**Dataset:**
— START —

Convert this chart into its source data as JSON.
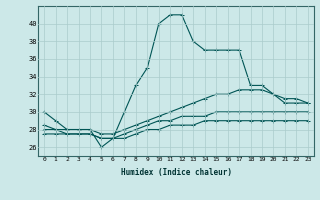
{
  "xlabel": "Humidex (Indice chaleur)",
  "ylabel": "",
  "background_color": "#cce8e8",
  "grid_color": "#aacccc",
  "line_color": "#005555",
  "xlim": [
    -0.5,
    23.5
  ],
  "ylim": [
    25,
    42
  ],
  "yticks": [
    26,
    28,
    30,
    32,
    34,
    36,
    38,
    40
  ],
  "xticks": [
    0,
    1,
    2,
    3,
    4,
    5,
    6,
    7,
    8,
    9,
    10,
    11,
    12,
    13,
    14,
    15,
    16,
    17,
    18,
    19,
    20,
    21,
    22,
    23
  ],
  "series": [
    {
      "x": [
        0,
        1,
        2,
        3,
        4,
        5,
        6,
        7,
        8,
        9,
        10,
        11,
        12,
        13,
        14,
        15,
        16,
        17,
        18,
        19,
        20,
        21,
        22,
        23
      ],
      "y": [
        30,
        29,
        28,
        28,
        28,
        26,
        27,
        30,
        33,
        35,
        40,
        41,
        41,
        38,
        37,
        37,
        37,
        37,
        33,
        33,
        32,
        31,
        31,
        31
      ]
    },
    {
      "x": [
        0,
        1,
        2,
        3,
        4,
        5,
        6,
        7,
        8,
        9,
        10,
        11,
        12,
        13,
        14,
        15,
        16,
        17,
        18,
        19,
        20,
        21,
        22,
        23
      ],
      "y": [
        28.5,
        28.0,
        28.0,
        28.0,
        28.0,
        27.5,
        27.5,
        28.0,
        28.5,
        29.0,
        29.5,
        30.0,
        30.5,
        31.0,
        31.5,
        32.0,
        32.0,
        32.5,
        32.5,
        32.5,
        32.0,
        31.5,
        31.5,
        31.0
      ]
    },
    {
      "x": [
        0,
        1,
        2,
        3,
        4,
        5,
        6,
        7,
        8,
        9,
        10,
        11,
        12,
        13,
        14,
        15,
        16,
        17,
        18,
        19,
        20,
        21,
        22,
        23
      ],
      "y": [
        28.0,
        28.0,
        27.5,
        27.5,
        27.5,
        27.0,
        27.0,
        27.5,
        28.0,
        28.5,
        29.0,
        29.0,
        29.5,
        29.5,
        29.5,
        30.0,
        30.0,
        30.0,
        30.0,
        30.0,
        30.0,
        30.0,
        30.0,
        30.0
      ]
    },
    {
      "x": [
        0,
        1,
        2,
        3,
        4,
        5,
        6,
        7,
        8,
        9,
        10,
        11,
        12,
        13,
        14,
        15,
        16,
        17,
        18,
        19,
        20,
        21,
        22,
        23
      ],
      "y": [
        27.5,
        27.5,
        27.5,
        27.5,
        27.5,
        27.0,
        27.0,
        27.0,
        27.5,
        28.0,
        28.0,
        28.5,
        28.5,
        28.5,
        29.0,
        29.0,
        29.0,
        29.0,
        29.0,
        29.0,
        29.0,
        29.0,
        29.0,
        29.0
      ]
    }
  ]
}
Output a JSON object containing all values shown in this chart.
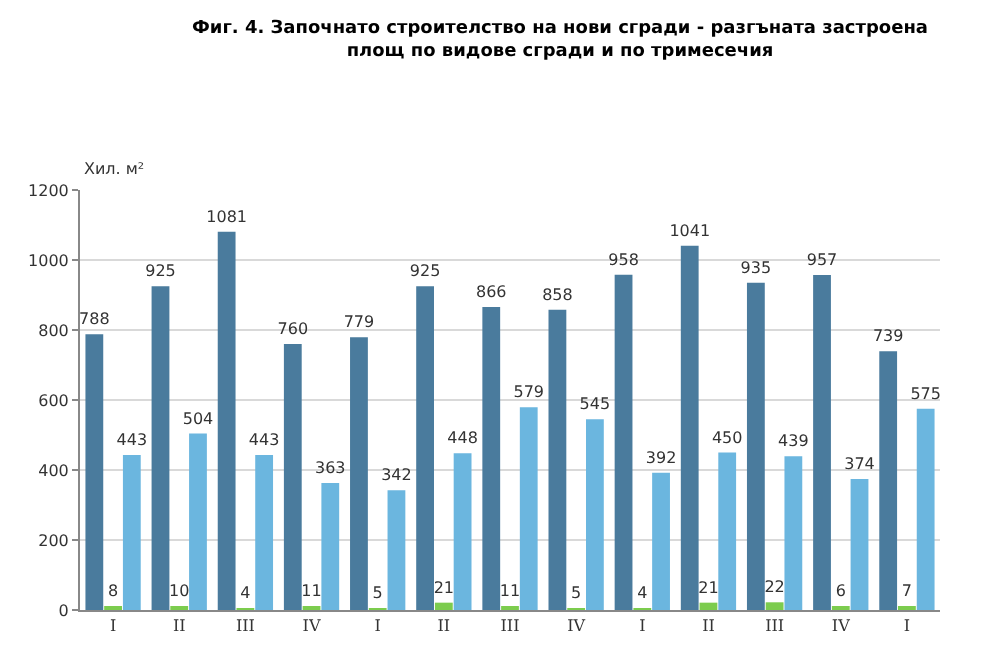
{
  "chart_data": {
    "type": "bar",
    "title": "Фиг. 4. Започнато строителство на нови сгради - разгъната застроена\nплощ по видове сгради и по тримесечия",
    "ylabel": "Хил. м²",
    "categories": [
      "I",
      "II",
      "III",
      "IV",
      "I",
      "II",
      "III",
      "IV",
      "I",
      "II",
      "III",
      "IV",
      "I"
    ],
    "series": [
      {
        "color": "#4a7b9d",
        "values": [
          788,
          925,
          1081,
          760,
          779,
          925,
          866,
          858,
          958,
          1041,
          935,
          957,
          739
        ]
      },
      {
        "color": "#7ccc4e",
        "values": [
          8,
          10,
          4,
          11,
          5,
          21,
          11,
          5,
          4,
          21,
          22,
          6,
          7
        ]
      },
      {
        "color": "#6bb6df",
        "values": [
          443,
          504,
          443,
          363,
          342,
          448,
          579,
          545,
          392,
          450,
          439,
          374,
          575
        ]
      }
    ],
    "ylim": [
      0,
      1200
    ],
    "yticks": [
      0,
      200,
      400,
      600,
      800,
      1000,
      1200
    ],
    "grid": "y",
    "data_labels": true
  }
}
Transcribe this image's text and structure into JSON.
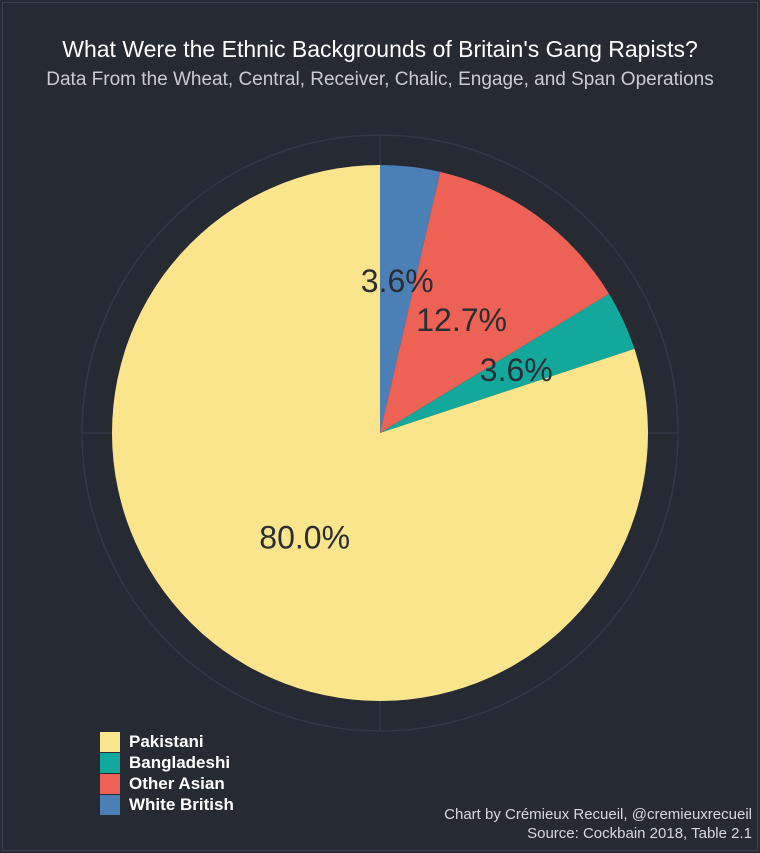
{
  "chart_data": {
    "type": "pie",
    "title": "What Were the Ethnic Backgrounds of Britain's Gang Rapists?",
    "subtitle": "Data From the Wheat, Central, Receiver, Chalic, Engage, and Span Operations",
    "slices": [
      {
        "name": "White British",
        "value": 3.6,
        "label": "3.6%",
        "color": "#4a80b6"
      },
      {
        "name": "Other Asian",
        "value": 12.7,
        "label": "12.7%",
        "color": "#ee6155"
      },
      {
        "name": "Bangladeshi",
        "value": 3.6,
        "label": "3.6%",
        "color": "#12a89b"
      },
      {
        "name": "Pakistani",
        "value": 80.0,
        "label": "80.0%",
        "color": "#fbe58c"
      }
    ],
    "legend": {
      "placement": "bottom-left",
      "entries": [
        "Pakistani",
        "Bangladeshi",
        "Other Asian",
        "White British"
      ]
    },
    "grid": true
  },
  "caption": {
    "line1": "Chart by Crémieux Recueil, @cremieuxrecueil",
    "line2": "Source: Cockbain 2018, Table 2.1"
  },
  "colors": {
    "background": "#262a33",
    "grid": "#333844",
    "label_text": "#2a2d33"
  }
}
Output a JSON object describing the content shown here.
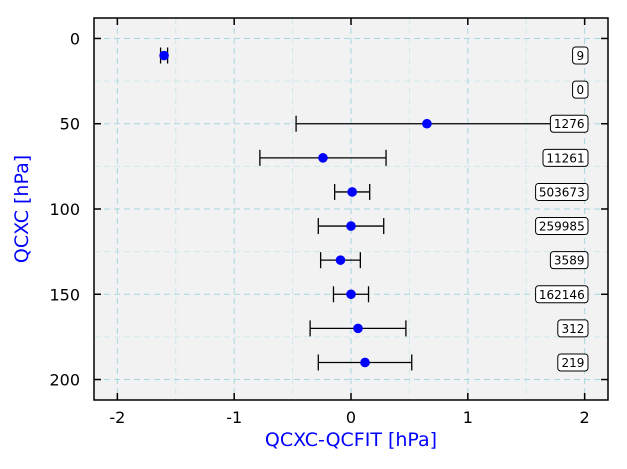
{
  "chart_data": {
    "type": "scatter",
    "xlabel": "QCXC-QCFIT [hPa]",
    "ylabel": "QCXC [hPa]",
    "xlim": [
      -2.2,
      2.2
    ],
    "ylim": [
      212,
      -12
    ],
    "x_ticks": [
      -2,
      -1,
      0,
      1,
      2
    ],
    "y_ticks": [
      0,
      50,
      100,
      150,
      200
    ],
    "y_inverted": true,
    "grid": true,
    "colors": {
      "point": "#0000ff",
      "errorbar": "#000000",
      "axis_title": "#0000ff",
      "plot_bg": "#f2f2f2",
      "grid": "#a8d8e0"
    },
    "series": [
      {
        "points": [
          {
            "y": 10,
            "x": -1.6,
            "err_low": -1.63,
            "err_high": -1.57,
            "count": "9"
          },
          {
            "y": 30,
            "count": "0"
          },
          {
            "y": 50,
            "x": 0.65,
            "err_low": -0.47,
            "err_high": 1.77,
            "count": "1276"
          },
          {
            "y": 70,
            "x": -0.24,
            "err_low": -0.78,
            "err_high": 0.3,
            "count": "11261"
          },
          {
            "y": 90,
            "x": 0.01,
            "err_low": -0.14,
            "err_high": 0.16,
            "count": "503673"
          },
          {
            "y": 110,
            "x": 0.0,
            "err_low": -0.28,
            "err_high": 0.28,
            "count": "259985"
          },
          {
            "y": 130,
            "x": -0.09,
            "err_low": -0.26,
            "err_high": 0.08,
            "count": "3589"
          },
          {
            "y": 150,
            "x": 0.0,
            "err_low": -0.15,
            "err_high": 0.15,
            "count": "162146"
          },
          {
            "y": 170,
            "x": 0.06,
            "err_low": -0.35,
            "err_high": 0.47,
            "count": "312"
          },
          {
            "y": 190,
            "x": 0.12,
            "err_low": -0.28,
            "err_high": 0.52,
            "count": "219"
          }
        ]
      }
    ]
  }
}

— END —

**Exercise directions:** Search the data for "count" and list every line in which it occurs.

**The solution:**
            "count": "9"
            "count": "0"
            "count": "1276"
            "count": "11261"
            "count": "503673"
            "count": "259985"
            "count": "3589"
            "count": "162146"
            "count": "312"
            "count": "219"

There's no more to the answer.